Dataset records
>>>

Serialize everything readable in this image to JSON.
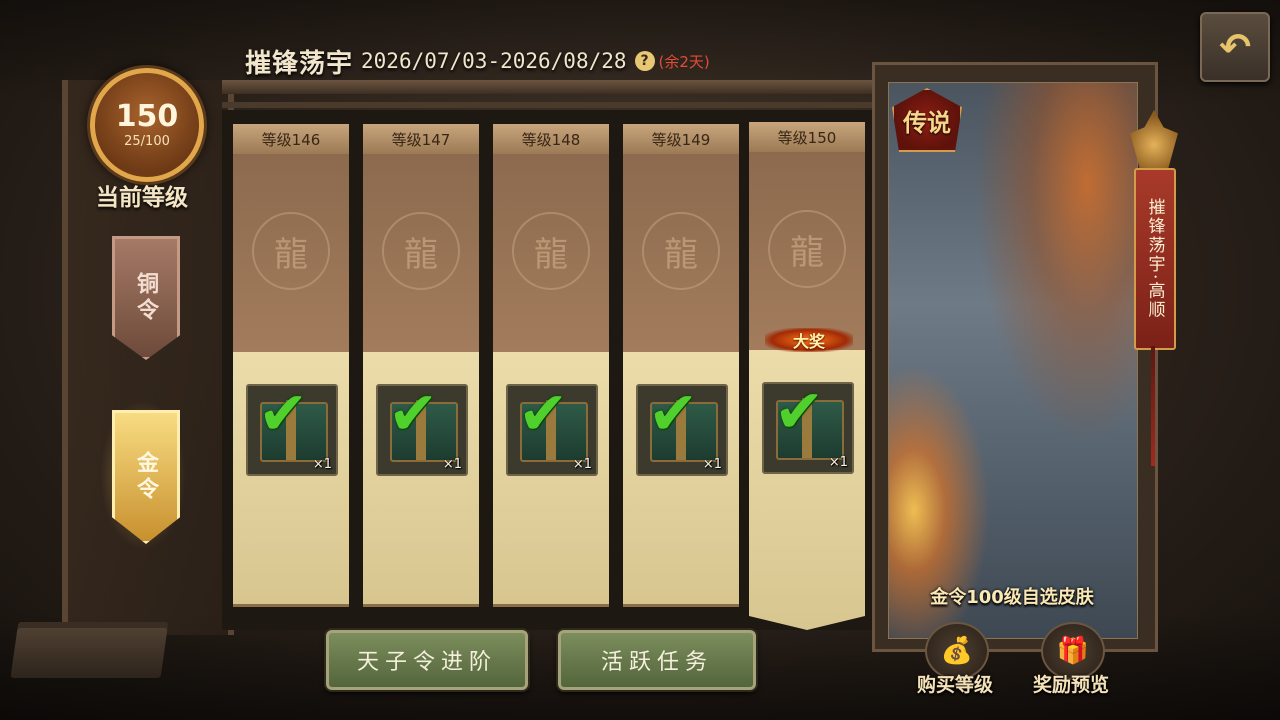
{
  "header": {
    "title": "摧锋荡宇",
    "dates": "2026/07/03-2026/08/28",
    "help_icon": "?",
    "remaining": "(余2天)"
  },
  "back_button": {
    "icon": "return-arrow-icon",
    "glyph": "↶"
  },
  "level": {
    "current": "150",
    "progress": "25/100",
    "progress_fraction": 0.25,
    "caption": "当前等级"
  },
  "tokens": {
    "bronze": "铜令",
    "gold": "金令"
  },
  "columns": [
    {
      "level_label": "等级146",
      "emblem": "龍",
      "quantity": "×1",
      "claimed": true
    },
    {
      "level_label": "等级147",
      "emblem": "龍",
      "quantity": "×1",
      "claimed": true
    },
    {
      "level_label": "等级148",
      "emblem": "龍",
      "quantity": "×1",
      "claimed": true
    },
    {
      "level_label": "等级149",
      "emblem": "龍",
      "quantity": "×1",
      "claimed": true
    },
    {
      "level_label": "等级150",
      "emblem": "龍",
      "quantity": "×1",
      "claimed": true,
      "grand_prize": "大奖"
    }
  ],
  "buttons": {
    "advance": "天子令进阶",
    "tasks": "活跃任务"
  },
  "showcase": {
    "badge": "传说",
    "caption": "金令100级自选皮肤",
    "banner": "摧锋荡宇·高顺"
  },
  "actions": {
    "buy_level": {
      "label": "购买等级",
      "icon": "money-bag-icon",
      "glyph": "💰"
    },
    "reward_preview": {
      "label": "奖励预览",
      "icon": "gift-box-icon",
      "glyph": "🎁"
    }
  },
  "colors": {
    "check": "#4fd02c",
    "gold": "#e2a74a",
    "remaining_text": "#e24b35"
  }
}
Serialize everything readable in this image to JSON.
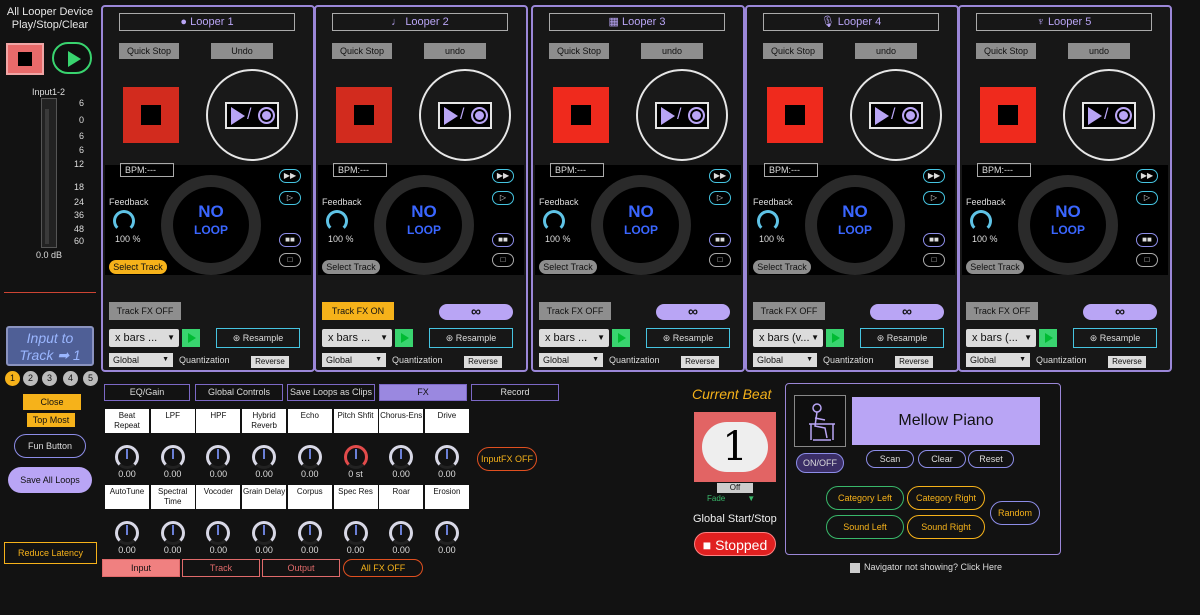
{
  "global": {
    "title": "All Looper Device Play/Stop/Clear",
    "input_label": "Input1-2",
    "meter_ticks": [
      "6",
      "0",
      "6",
      "6",
      "12",
      "18",
      "24",
      "36",
      "48",
      "60"
    ],
    "db_value": "0.0 dB",
    "input_to_track": "Input to Track ➡ 1",
    "track_numbers": [
      "1",
      "2",
      "3",
      "4",
      "5"
    ],
    "close": "Close",
    "top_most": "Top Most",
    "fun_button": "Fun Button",
    "save_all": "Save All Loops",
    "reduce_latency": "Reduce Latency"
  },
  "loopers": [
    {
      "name": "Looper 1",
      "icon": "●",
      "undo": "Undo",
      "select_highlight": true,
      "track_fx": "Track FX OFF",
      "track_fx_on": false,
      "show_inf": false,
      "bars": "x bars ..."
    },
    {
      "name": "Looper 2",
      "icon": "♩",
      "undo": "undo",
      "select_highlight": false,
      "track_fx": "Track FX ON",
      "track_fx_on": true,
      "show_inf": true,
      "bars": "x bars ..."
    },
    {
      "name": "Looper 3",
      "icon": "▦",
      "undo": "undo",
      "select_highlight": false,
      "track_fx": "Track FX OFF",
      "track_fx_on": false,
      "show_inf": true,
      "bars": "x bars ..."
    },
    {
      "name": "Looper 4",
      "icon": "🎙",
      "undo": "undo",
      "select_highlight": false,
      "track_fx": "Track FX OFF",
      "track_fx_on": false,
      "show_inf": true,
      "bars": "x bars (v..."
    },
    {
      "name": "Looper 5",
      "icon": "♆",
      "undo": "undo",
      "select_highlight": false,
      "track_fx": "Track FX OFF",
      "track_fx_on": false,
      "show_inf": true,
      "bars": "x bars (..."
    }
  ],
  "looper_common": {
    "quick_stop": "Quick Stop",
    "bpm": "BPM:---",
    "feedback": "Feedback",
    "feedback_value": "100 %",
    "no_loop_1": "NO",
    "no_loop_2": "LOOP",
    "select_track": "Select Track",
    "infinity": "∞",
    "resample": "⊛ Resample",
    "global": "Global",
    "quantization": "Quantization",
    "reverse": "Reverse",
    "side_ff": "▶▶",
    "side_play": "▷",
    "side_dots": "■■",
    "side_sq": "□"
  },
  "tabs": [
    "EQ/Gain",
    "Global Controls",
    "Save Loops as Clips",
    "FX",
    "Record"
  ],
  "fx_row1": [
    {
      "name": "Beat Repeat",
      "value": "0.00"
    },
    {
      "name": "LPF",
      "value": "0.00"
    },
    {
      "name": "HPF",
      "value": "0.00"
    },
    {
      "name": "Hybrid Reverb",
      "value": "0.00"
    },
    {
      "name": "Echo",
      "value": "0.00"
    },
    {
      "name": "Pitch Shfit",
      "value": "0 st"
    },
    {
      "name": "Chorus-Ens",
      "value": "0.00"
    },
    {
      "name": "Drive",
      "value": "0.00"
    }
  ],
  "fx_row2": [
    {
      "name": "AutoTune",
      "value": "0.00"
    },
    {
      "name": "Spectral Time",
      "value": "0.00"
    },
    {
      "name": "Vocoder",
      "value": "0.00"
    },
    {
      "name": "Grain Delay",
      "value": "0.00"
    },
    {
      "name": "Corpus",
      "value": "0.00"
    },
    {
      "name": "Spec Res",
      "value": "0.00"
    },
    {
      "name": "Roar",
      "value": "0.00"
    },
    {
      "name": "Erosion",
      "value": "0.00"
    }
  ],
  "input_fx_off": "InputFX OFF",
  "bottom_tabs": [
    "Input",
    "Track",
    "Output",
    "All FX OFF"
  ],
  "beat": {
    "label": "Current Beat",
    "value": "1",
    "off": "Off",
    "fade": "Fade",
    "global_start_stop": "Global Start/Stop",
    "stopped": "■ Stopped"
  },
  "navigator": {
    "instrument": "Mellow Piano",
    "on_off": "ON/OFF",
    "scan": "Scan",
    "clear": "Clear",
    "reset": "Reset",
    "category_left": "Category Left",
    "category_right": "Category Right",
    "sound_left": "Sound Left",
    "sound_right": "Sound Right",
    "random": "Random",
    "note": "Navigator not showing? Click Here"
  }
}
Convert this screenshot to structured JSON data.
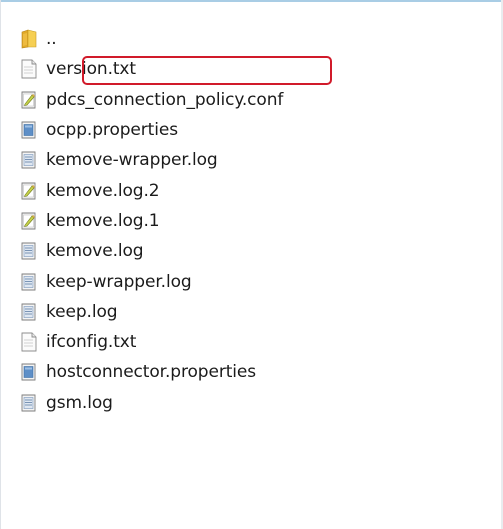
{
  "file_list": {
    "items": [
      {
        "name": "..",
        "icon": "folder-up-icon"
      },
      {
        "name": "version.txt",
        "icon": "text-file-icon"
      },
      {
        "name": "pdcs_connection_policy.conf",
        "icon": "config-file-icon"
      },
      {
        "name": "ocpp.properties",
        "icon": "properties-file-icon"
      },
      {
        "name": "kemove-wrapper.log",
        "icon": "log-file-icon"
      },
      {
        "name": "kemove.log.2",
        "icon": "config-file-icon"
      },
      {
        "name": "kemove.log.1",
        "icon": "config-file-icon"
      },
      {
        "name": "kemove.log",
        "icon": "log-file-icon"
      },
      {
        "name": "keep-wrapper.log",
        "icon": "log-file-icon"
      },
      {
        "name": "keep.log",
        "icon": "log-file-icon"
      },
      {
        "name": "ifconfig.txt",
        "icon": "text-file-icon"
      },
      {
        "name": "hostconnector.properties",
        "icon": "properties-file-icon"
      },
      {
        "name": "gsm.log",
        "icon": "log-file-icon"
      }
    ]
  },
  "highlight": {
    "target": "version.txt",
    "color": "#d11a2a"
  }
}
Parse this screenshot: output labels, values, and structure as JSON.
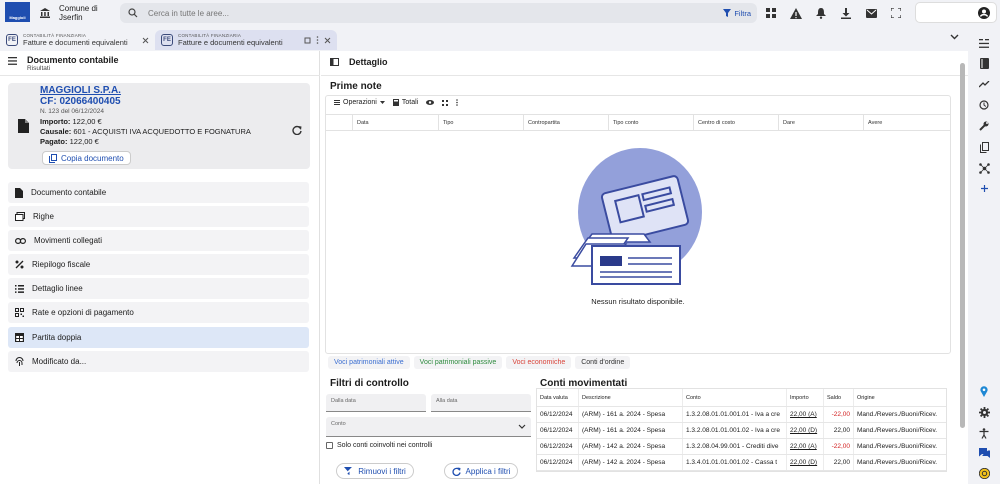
{
  "app": {
    "logo_text": "Maggioli",
    "comune": "Comune di Jserfin",
    "search_placeholder": "Cerca in tutte le aree...",
    "filter_label": "Filtra"
  },
  "tabs": [
    {
      "subtitle": "CONTABILITÀ FINANZIARIA",
      "title": "Fatture e documenti equivalenti"
    },
    {
      "subtitle": "CONTABILITÀ FINANZIARIA",
      "title": "Fatture e documenti equivalenti"
    }
  ],
  "left": {
    "title": "Documento contabile",
    "subtitle": "Risultati",
    "card": {
      "supplier": "MAGGIOLI S.P.A.",
      "cf": "CF: 02066400405",
      "number": "N. 123 del 06/12/2024",
      "importo_label": "Importo:",
      "importo": "122,00 €",
      "causale_label": "Causale:",
      "causale": "601 - ACQUISTI IVA ACQUEDOTTO E FOGNATURA",
      "pagato_label": "Pagato:",
      "pagato": "122,00 €",
      "copy_label": "Copia documento"
    },
    "nav": [
      {
        "label": "Documento contabile",
        "icon": "document-icon"
      },
      {
        "label": "Righe",
        "icon": "rows-icon"
      },
      {
        "label": "Movimenti collegati",
        "icon": "link-icon"
      },
      {
        "label": "Riepilogo fiscale",
        "icon": "percent-icon"
      },
      {
        "label": "Dettaglio linee",
        "icon": "list-icon"
      },
      {
        "label": "Rate e opzioni di pagamento",
        "icon": "qr-icon"
      },
      {
        "label": "Partita doppia",
        "icon": "grid-icon"
      },
      {
        "label": "Modificato da...",
        "icon": "fingerprint-icon"
      }
    ]
  },
  "right": {
    "header": "Dettaglio",
    "prime_note": {
      "title": "Prime note",
      "toolbar": {
        "operations": "Operazioni",
        "totals": "Totali"
      },
      "columns": [
        "",
        "Data",
        "Tipo",
        "Contropartita",
        "Tipo conto",
        "Centro di costo",
        "Dare",
        "Avere"
      ],
      "empty": "Nessun risultato disponibile."
    },
    "legend": [
      {
        "label": "Voci patrimoniali attive",
        "color": "#3c6fd1"
      },
      {
        "label": "Voci patrimoniali passive",
        "color": "#2e8b3e"
      },
      {
        "label": "Voci economiche",
        "color": "#d9443a"
      },
      {
        "label": "Conti d'ordine",
        "color": "#333333"
      }
    ],
    "filters": {
      "title": "Filtri di controllo",
      "from": "Dalla data",
      "to": "Alla data",
      "account": "Conto",
      "only_checked": "Solo conti coinvolti nei controlli",
      "remove": "Rimuovi i filtri",
      "apply": "Applica i filtri"
    },
    "accounts": {
      "title": "Conti movimentati",
      "columns": [
        "Data valuta",
        "Descrizione",
        "Conto",
        "Importo",
        "Saldo",
        "Origine"
      ],
      "rows": [
        [
          "06/12/2024",
          "(ARM) - 161 a. 2024 - Spesa",
          "1.3.2.08.01.01.001.01 - Iva a cre",
          "22,00 (A)",
          "-22,00",
          "Mand./Revers./Buoni/Ricev."
        ],
        [
          "06/12/2024",
          "(ARM) - 161 a. 2024 - Spesa",
          "1.3.2.08.01.01.001.02 - Iva a cre",
          "22,00 (D)",
          "22,00",
          "Mand./Revers./Buoni/Ricev."
        ],
        [
          "06/12/2024",
          "(ARM) - 142 a. 2024 - Spesa",
          "1.3.2.08.04.99.001 - Crediti dive",
          "22,00 (A)",
          "-22,00",
          "Mand./Revers./Buoni/Ricev."
        ],
        [
          "06/12/2024",
          "(ARM) - 142 a. 2024 - Spesa",
          "1.3.4.01.01.01.001.02 - Cassa t",
          "22,00 (D)",
          "22,00",
          "Mand./Revers./Buoni/Ricev."
        ]
      ]
    }
  }
}
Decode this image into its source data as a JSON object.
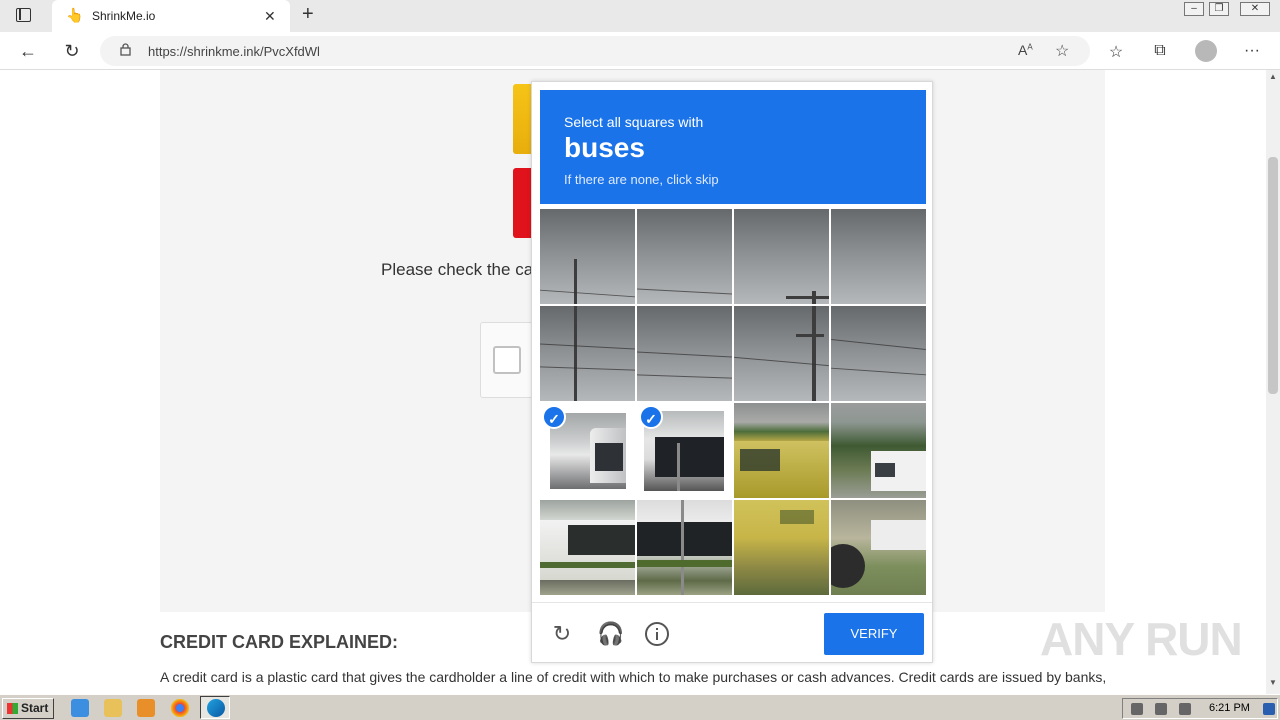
{
  "browser": {
    "tab_title": "ShrinkMe.io",
    "tab_favicon": "hand-emoji-icon",
    "new_tab_label": "+",
    "close_tab_label": "✕",
    "url": "https://shrinkme.ink/PvcXfdWl",
    "window_controls": [
      "minimize",
      "restore",
      "close"
    ]
  },
  "page": {
    "please_text": "Please check the ca",
    "section_heading": "CREDIT CARD EXPLAINED:",
    "section_body": "A credit card is a plastic card that gives the cardholder a line of credit with which to make purchases or cash advances. Credit cards are issued by banks, credit unions, and other financial institutions, and are typically used for short-term borrowing."
  },
  "captcha": {
    "instruction_line1": "Select all squares with",
    "target_word": "buses",
    "instruction_line3": "If there are none, click skip",
    "verify_label": "VERIFY",
    "selected_tiles": [
      8,
      9
    ],
    "tile_check_glyph": "✓",
    "footer_icons": [
      "reload-icon",
      "audio-headphones-icon",
      "info-icon"
    ],
    "header_color": "#1a73e8"
  },
  "watermark": "ANY RUN",
  "taskbar": {
    "start_label": "Start",
    "clock": "6:21 PM",
    "pinned_icons": [
      "ie-icon",
      "folder-icon",
      "media-player-icon",
      "chrome-icon",
      "edge-icon"
    ]
  }
}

<<<

*GIVEN EXERCISE*: Count the lines of the data that include the string "version", and give only that number.

*EXERCISE RESPONSE*: 2